Written exercise — Identify each line containing the word "xlabel" and copy it.

━━━ Data for this task ━━━

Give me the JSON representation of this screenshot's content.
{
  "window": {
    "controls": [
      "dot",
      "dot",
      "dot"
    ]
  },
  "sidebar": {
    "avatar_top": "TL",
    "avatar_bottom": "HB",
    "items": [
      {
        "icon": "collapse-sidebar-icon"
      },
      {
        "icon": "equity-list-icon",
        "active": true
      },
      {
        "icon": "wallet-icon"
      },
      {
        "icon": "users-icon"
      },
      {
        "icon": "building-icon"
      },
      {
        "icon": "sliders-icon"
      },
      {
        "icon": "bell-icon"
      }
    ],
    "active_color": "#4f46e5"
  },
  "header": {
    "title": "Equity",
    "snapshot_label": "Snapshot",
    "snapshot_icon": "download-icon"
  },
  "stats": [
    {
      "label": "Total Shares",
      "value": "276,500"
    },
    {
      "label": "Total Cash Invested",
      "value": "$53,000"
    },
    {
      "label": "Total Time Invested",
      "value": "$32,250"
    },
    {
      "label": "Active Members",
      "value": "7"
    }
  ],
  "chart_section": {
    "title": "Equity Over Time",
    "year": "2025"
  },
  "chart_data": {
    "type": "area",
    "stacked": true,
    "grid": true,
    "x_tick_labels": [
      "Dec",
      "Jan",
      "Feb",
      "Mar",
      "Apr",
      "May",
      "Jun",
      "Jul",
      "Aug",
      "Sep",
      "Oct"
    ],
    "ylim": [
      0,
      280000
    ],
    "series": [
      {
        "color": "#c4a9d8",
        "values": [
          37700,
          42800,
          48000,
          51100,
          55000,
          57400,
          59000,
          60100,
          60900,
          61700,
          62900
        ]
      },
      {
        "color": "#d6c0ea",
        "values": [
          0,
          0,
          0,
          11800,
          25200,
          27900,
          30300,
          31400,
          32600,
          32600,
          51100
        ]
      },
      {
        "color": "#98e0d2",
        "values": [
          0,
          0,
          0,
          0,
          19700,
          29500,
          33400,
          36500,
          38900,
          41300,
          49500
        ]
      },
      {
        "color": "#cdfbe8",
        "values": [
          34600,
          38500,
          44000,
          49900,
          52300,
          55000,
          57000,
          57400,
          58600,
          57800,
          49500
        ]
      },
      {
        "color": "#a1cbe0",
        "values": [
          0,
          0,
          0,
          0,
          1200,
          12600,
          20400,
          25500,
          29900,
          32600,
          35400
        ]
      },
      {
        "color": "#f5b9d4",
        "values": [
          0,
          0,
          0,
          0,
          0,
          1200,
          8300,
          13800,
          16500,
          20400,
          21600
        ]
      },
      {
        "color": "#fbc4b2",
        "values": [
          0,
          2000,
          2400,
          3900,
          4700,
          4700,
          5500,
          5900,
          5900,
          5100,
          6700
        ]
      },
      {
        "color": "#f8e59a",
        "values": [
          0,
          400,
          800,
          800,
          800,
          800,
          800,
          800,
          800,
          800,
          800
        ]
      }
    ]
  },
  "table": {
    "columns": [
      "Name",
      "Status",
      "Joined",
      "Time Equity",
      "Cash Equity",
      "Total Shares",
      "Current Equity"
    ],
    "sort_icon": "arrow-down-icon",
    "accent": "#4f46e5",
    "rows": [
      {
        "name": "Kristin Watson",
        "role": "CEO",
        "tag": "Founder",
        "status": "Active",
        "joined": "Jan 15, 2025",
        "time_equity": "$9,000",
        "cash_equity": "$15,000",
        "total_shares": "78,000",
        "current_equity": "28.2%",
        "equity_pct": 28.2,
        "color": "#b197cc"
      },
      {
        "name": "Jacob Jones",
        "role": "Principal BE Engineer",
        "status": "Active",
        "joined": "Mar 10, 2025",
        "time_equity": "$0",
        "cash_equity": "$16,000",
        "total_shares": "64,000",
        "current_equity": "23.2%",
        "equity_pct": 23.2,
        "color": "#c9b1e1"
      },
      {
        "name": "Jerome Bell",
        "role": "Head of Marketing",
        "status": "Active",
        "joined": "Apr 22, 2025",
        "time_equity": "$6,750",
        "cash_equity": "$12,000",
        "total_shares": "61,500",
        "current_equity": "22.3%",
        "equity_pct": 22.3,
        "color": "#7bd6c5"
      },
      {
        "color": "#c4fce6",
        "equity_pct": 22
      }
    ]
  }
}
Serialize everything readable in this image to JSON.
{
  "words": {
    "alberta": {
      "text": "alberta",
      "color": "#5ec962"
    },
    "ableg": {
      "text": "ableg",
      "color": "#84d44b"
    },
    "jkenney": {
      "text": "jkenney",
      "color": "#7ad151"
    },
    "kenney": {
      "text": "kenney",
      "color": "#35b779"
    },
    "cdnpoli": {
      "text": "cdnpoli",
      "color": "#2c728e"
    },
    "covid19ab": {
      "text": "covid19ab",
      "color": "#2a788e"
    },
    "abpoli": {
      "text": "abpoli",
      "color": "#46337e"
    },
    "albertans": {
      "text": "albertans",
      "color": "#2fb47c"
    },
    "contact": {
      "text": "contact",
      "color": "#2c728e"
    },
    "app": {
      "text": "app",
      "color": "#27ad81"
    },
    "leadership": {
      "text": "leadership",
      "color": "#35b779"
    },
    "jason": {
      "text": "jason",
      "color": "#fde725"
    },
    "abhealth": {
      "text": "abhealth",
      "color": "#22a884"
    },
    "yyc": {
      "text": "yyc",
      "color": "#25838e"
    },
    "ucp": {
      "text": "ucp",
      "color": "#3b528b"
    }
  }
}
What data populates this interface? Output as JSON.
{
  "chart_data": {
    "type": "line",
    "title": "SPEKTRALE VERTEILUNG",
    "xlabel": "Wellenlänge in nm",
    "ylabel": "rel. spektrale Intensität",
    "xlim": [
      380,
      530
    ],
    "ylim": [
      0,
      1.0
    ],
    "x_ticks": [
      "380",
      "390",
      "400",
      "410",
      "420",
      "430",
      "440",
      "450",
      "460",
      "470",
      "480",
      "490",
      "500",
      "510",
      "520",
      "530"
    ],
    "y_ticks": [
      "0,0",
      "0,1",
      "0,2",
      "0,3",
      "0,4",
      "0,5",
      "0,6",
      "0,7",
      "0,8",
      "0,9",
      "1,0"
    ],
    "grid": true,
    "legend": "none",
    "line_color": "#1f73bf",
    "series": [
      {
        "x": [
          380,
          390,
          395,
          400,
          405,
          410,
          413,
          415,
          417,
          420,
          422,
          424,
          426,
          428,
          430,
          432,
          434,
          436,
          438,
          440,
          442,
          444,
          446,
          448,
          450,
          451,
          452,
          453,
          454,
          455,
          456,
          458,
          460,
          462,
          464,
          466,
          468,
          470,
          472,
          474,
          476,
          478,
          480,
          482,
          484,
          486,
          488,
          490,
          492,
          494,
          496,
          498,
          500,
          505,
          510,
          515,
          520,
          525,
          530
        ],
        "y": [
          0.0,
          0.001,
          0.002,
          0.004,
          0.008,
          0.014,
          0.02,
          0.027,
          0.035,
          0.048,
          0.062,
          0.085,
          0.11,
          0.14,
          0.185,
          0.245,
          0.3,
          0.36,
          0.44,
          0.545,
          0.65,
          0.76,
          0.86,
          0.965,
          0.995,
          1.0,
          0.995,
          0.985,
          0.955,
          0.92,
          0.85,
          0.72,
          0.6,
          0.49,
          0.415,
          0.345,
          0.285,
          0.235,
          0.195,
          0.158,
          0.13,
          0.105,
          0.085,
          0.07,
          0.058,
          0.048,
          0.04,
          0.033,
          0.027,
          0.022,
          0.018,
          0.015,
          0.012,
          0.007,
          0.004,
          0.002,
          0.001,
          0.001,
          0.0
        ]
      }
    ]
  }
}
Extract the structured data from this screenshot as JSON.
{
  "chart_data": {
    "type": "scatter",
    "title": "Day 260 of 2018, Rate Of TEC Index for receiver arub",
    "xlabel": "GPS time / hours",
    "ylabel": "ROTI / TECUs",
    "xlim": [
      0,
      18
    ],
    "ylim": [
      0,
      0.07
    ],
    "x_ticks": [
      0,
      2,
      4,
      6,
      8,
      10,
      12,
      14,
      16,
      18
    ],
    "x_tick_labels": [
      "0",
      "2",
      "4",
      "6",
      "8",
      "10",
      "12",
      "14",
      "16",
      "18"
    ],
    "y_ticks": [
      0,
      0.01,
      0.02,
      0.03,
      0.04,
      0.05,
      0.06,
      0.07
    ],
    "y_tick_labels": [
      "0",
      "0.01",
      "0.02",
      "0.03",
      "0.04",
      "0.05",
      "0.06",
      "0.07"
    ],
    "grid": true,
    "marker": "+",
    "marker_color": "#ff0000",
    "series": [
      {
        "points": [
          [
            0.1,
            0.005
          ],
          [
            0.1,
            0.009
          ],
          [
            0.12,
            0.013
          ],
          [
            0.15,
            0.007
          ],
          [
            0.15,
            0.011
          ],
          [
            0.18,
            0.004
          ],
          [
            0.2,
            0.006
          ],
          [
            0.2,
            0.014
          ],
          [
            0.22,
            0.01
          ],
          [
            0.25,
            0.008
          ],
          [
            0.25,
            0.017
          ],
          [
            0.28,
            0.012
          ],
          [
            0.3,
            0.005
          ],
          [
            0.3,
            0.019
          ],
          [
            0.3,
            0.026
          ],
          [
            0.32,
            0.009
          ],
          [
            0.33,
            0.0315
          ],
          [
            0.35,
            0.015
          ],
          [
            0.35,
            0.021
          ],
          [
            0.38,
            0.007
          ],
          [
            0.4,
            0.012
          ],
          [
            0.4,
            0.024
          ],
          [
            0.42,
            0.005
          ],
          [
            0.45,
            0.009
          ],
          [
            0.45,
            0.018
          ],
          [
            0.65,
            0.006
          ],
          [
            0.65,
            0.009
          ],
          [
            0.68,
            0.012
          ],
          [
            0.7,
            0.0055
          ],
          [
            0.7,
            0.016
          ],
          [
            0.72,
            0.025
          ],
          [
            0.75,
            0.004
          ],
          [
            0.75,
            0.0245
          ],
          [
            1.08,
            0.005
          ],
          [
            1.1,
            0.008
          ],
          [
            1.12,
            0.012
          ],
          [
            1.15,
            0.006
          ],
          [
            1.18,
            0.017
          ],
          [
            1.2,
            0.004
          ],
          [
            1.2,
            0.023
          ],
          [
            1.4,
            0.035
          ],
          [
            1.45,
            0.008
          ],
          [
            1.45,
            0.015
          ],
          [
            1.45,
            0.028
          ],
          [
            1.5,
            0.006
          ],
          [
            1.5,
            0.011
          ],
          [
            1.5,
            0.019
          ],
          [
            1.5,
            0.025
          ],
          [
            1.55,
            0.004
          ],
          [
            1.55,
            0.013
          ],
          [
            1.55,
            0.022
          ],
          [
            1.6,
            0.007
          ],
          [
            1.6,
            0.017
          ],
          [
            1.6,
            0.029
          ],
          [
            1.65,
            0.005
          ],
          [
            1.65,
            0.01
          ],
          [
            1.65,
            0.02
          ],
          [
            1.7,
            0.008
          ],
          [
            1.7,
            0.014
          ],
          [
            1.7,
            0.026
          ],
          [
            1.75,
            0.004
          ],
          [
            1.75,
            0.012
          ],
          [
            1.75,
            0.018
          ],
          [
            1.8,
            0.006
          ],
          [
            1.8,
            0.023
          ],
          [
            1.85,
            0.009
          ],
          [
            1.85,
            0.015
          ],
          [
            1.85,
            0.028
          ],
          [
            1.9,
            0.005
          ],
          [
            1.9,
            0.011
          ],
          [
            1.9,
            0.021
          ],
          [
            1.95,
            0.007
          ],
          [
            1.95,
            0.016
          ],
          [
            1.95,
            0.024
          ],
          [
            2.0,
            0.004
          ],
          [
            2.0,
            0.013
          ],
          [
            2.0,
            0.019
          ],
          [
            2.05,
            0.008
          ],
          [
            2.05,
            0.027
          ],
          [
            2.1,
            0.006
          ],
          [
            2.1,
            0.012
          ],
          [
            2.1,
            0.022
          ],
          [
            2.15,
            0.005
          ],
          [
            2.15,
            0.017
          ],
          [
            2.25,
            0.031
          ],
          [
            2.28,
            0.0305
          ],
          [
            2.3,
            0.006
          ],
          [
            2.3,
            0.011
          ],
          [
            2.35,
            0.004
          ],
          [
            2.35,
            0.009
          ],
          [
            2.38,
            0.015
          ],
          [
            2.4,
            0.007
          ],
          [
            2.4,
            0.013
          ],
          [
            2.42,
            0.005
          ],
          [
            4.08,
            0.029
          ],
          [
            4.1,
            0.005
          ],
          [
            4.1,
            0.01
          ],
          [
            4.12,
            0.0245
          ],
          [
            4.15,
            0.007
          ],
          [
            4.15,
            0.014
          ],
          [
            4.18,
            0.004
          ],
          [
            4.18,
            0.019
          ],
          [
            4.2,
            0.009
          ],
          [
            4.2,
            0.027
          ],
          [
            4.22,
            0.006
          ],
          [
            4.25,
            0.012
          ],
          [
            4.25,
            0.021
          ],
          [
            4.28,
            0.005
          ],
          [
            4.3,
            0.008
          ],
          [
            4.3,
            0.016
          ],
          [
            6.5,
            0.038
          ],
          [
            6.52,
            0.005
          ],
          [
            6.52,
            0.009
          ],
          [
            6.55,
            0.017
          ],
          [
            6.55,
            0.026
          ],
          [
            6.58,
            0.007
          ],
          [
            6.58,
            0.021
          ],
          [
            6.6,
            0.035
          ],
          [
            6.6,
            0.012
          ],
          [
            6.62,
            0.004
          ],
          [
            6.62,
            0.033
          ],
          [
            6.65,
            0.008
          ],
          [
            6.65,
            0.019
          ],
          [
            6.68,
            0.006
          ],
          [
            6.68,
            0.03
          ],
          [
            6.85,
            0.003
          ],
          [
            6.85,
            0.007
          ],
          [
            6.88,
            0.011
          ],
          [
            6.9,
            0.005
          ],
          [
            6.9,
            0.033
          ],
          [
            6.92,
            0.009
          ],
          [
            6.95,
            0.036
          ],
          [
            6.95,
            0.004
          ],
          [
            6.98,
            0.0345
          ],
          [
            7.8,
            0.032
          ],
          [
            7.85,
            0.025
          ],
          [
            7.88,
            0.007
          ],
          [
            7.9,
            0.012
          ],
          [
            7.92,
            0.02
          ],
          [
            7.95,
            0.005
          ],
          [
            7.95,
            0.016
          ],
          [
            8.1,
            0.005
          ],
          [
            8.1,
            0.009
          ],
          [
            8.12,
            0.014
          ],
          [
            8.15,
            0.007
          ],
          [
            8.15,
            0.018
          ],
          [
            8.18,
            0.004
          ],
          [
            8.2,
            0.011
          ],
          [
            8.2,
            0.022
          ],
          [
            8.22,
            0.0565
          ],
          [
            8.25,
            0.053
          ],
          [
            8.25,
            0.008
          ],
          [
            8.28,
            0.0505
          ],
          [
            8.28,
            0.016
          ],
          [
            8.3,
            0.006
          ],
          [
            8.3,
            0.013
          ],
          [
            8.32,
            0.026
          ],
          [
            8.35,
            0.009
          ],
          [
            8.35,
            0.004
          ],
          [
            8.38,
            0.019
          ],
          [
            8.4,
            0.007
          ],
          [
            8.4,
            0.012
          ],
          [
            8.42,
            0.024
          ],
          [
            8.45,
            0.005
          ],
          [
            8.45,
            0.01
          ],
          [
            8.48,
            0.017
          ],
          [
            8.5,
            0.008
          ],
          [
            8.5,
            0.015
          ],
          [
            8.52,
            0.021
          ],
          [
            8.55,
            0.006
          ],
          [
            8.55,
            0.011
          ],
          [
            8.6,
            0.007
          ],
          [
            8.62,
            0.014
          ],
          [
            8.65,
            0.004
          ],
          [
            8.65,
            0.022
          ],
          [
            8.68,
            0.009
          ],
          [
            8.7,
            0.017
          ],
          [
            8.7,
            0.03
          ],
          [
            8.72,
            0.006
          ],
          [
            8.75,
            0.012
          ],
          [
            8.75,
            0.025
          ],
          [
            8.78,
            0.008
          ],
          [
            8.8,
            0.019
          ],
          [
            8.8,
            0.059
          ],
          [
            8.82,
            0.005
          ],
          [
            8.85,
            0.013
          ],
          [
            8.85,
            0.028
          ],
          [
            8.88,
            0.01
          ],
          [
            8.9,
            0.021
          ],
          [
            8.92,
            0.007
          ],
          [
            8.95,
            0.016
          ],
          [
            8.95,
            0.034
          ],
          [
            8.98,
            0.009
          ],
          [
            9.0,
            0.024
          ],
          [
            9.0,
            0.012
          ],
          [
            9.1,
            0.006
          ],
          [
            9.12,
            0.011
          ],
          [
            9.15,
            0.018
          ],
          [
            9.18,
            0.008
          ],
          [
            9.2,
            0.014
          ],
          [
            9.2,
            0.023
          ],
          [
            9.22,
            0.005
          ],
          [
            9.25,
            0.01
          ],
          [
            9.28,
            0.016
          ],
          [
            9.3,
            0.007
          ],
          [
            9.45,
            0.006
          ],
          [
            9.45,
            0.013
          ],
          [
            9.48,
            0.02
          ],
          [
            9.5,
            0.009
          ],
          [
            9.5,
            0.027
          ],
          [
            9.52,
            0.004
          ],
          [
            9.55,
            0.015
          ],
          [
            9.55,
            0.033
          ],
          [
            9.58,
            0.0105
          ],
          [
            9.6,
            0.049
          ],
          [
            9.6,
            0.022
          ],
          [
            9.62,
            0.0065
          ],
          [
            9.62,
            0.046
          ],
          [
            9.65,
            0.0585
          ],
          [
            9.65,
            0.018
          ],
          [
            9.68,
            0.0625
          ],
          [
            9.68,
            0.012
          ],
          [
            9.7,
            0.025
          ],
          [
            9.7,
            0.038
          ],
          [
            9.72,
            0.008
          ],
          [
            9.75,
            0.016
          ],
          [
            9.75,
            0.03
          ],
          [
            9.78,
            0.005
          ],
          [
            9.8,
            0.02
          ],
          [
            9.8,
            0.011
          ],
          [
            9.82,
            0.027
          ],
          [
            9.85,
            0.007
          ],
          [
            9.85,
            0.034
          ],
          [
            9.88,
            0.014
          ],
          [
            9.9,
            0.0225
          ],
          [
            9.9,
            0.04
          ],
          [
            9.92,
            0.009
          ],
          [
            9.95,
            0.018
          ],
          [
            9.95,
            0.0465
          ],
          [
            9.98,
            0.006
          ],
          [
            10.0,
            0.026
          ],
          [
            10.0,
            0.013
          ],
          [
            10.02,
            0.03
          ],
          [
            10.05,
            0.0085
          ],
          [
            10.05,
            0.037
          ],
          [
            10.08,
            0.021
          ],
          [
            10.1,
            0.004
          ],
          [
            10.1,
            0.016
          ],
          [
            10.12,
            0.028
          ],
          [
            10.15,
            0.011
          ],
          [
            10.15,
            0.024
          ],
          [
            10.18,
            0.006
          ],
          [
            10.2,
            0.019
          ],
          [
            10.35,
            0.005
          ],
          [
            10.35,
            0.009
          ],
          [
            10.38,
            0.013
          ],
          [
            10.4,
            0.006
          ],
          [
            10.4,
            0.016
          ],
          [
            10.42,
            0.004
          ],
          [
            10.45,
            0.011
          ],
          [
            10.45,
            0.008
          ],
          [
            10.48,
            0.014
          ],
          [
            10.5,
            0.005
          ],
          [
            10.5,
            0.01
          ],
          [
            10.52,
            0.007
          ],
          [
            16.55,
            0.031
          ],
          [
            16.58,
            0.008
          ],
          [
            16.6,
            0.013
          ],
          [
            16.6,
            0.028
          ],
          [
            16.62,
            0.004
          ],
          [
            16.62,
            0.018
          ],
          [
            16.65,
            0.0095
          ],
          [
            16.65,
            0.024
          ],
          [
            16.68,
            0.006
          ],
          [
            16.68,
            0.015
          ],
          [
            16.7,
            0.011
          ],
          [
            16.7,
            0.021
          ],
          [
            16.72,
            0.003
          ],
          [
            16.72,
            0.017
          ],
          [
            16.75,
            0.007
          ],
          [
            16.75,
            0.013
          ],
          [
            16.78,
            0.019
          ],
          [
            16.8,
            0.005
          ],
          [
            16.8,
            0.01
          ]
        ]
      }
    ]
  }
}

━━━

Solution —
    "xlabel": "Wellenlänge in nm",
    "xlabel": "GPS time / hours",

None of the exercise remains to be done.